**To be done:** Give the number of lines containing the word "your", and nothing else.

+===+

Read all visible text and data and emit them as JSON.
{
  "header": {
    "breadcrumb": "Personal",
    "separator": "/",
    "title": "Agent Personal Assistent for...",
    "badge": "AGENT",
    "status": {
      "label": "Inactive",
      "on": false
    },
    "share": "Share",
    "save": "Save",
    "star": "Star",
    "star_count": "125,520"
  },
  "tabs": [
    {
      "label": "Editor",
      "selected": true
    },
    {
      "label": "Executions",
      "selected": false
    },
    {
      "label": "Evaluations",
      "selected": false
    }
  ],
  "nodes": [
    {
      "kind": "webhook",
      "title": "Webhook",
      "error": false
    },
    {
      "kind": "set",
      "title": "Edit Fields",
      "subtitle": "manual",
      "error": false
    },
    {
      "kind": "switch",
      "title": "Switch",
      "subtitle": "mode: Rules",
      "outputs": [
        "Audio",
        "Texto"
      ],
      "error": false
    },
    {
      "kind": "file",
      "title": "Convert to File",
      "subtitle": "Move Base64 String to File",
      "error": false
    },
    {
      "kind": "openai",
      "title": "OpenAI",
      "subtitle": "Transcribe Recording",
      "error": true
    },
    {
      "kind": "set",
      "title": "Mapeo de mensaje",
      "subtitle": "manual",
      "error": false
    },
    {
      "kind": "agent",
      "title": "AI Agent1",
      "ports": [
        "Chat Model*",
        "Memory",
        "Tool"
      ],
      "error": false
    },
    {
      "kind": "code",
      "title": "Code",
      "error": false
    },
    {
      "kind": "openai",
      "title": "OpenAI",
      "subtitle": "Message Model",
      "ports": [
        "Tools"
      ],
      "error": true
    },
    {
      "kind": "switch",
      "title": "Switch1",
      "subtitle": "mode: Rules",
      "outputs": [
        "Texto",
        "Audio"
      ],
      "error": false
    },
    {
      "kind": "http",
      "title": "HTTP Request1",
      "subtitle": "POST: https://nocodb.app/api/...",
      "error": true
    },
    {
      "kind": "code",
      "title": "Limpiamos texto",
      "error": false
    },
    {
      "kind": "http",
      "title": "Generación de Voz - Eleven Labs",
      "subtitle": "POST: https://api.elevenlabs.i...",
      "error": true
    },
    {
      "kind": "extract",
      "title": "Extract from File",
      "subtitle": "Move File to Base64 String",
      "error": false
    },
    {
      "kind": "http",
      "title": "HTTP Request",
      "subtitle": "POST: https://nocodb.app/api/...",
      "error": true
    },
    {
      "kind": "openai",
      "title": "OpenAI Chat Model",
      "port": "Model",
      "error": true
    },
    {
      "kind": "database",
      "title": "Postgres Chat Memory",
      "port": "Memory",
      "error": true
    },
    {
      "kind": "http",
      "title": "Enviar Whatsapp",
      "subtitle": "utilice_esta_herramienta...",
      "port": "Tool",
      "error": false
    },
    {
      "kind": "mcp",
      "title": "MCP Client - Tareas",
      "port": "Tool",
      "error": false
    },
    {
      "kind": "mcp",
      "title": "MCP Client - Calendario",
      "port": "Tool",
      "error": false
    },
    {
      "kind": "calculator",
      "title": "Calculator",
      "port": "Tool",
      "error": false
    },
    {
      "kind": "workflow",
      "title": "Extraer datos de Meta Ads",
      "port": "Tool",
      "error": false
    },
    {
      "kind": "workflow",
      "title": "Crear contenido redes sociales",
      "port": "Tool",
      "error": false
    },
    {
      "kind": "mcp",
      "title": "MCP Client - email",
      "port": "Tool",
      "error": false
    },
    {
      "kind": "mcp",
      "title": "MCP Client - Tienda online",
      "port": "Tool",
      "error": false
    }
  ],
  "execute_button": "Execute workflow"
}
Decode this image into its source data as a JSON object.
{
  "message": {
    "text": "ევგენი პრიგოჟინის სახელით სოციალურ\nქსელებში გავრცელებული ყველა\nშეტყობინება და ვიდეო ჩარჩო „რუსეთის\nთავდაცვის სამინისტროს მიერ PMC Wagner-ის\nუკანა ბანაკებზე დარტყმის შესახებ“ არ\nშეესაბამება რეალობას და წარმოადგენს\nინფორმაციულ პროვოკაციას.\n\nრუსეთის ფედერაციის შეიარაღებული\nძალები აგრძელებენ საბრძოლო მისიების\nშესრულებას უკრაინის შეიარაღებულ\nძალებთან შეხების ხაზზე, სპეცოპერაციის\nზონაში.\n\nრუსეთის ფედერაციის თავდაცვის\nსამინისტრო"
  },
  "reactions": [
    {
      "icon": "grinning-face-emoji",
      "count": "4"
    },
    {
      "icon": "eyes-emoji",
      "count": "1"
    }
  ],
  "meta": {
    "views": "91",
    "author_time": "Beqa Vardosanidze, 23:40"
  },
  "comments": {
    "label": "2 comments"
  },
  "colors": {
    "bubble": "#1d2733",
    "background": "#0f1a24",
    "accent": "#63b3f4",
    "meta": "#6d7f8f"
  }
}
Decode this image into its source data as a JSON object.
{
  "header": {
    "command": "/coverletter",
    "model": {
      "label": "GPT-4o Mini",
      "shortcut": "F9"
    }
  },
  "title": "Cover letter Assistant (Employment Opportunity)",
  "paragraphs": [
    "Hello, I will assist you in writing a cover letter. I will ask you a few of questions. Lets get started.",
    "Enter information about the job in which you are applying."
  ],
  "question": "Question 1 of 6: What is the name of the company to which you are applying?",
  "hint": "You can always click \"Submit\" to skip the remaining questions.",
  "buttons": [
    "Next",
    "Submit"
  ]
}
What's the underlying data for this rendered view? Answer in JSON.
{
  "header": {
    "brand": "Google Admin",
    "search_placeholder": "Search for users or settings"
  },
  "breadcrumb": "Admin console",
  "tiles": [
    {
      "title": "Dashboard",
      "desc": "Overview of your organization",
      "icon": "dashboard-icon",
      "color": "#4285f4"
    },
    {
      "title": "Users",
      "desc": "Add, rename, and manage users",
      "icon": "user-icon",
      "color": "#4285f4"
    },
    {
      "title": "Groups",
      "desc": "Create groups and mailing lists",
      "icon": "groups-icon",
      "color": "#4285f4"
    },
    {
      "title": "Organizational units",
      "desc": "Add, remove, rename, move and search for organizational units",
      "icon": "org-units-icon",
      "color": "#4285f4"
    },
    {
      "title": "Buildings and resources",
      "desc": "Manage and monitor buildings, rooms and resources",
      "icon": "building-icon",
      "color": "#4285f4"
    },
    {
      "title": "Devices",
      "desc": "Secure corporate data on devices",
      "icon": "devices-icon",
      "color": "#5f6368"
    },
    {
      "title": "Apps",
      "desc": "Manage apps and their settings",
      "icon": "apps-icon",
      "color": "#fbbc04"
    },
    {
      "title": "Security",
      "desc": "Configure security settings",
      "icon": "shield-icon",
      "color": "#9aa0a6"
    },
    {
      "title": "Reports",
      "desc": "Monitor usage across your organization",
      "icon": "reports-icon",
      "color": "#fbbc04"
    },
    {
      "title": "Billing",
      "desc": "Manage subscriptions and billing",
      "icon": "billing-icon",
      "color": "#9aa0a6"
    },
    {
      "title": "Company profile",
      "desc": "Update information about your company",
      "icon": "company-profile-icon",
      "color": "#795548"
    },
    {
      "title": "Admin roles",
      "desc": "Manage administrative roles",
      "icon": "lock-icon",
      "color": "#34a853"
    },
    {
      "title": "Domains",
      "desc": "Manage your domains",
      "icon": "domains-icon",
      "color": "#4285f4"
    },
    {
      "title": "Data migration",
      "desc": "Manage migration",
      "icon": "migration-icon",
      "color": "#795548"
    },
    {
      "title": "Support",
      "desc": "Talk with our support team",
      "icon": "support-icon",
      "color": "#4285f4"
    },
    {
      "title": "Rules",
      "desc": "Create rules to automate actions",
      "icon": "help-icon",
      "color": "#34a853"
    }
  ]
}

+===+

**Result:** 4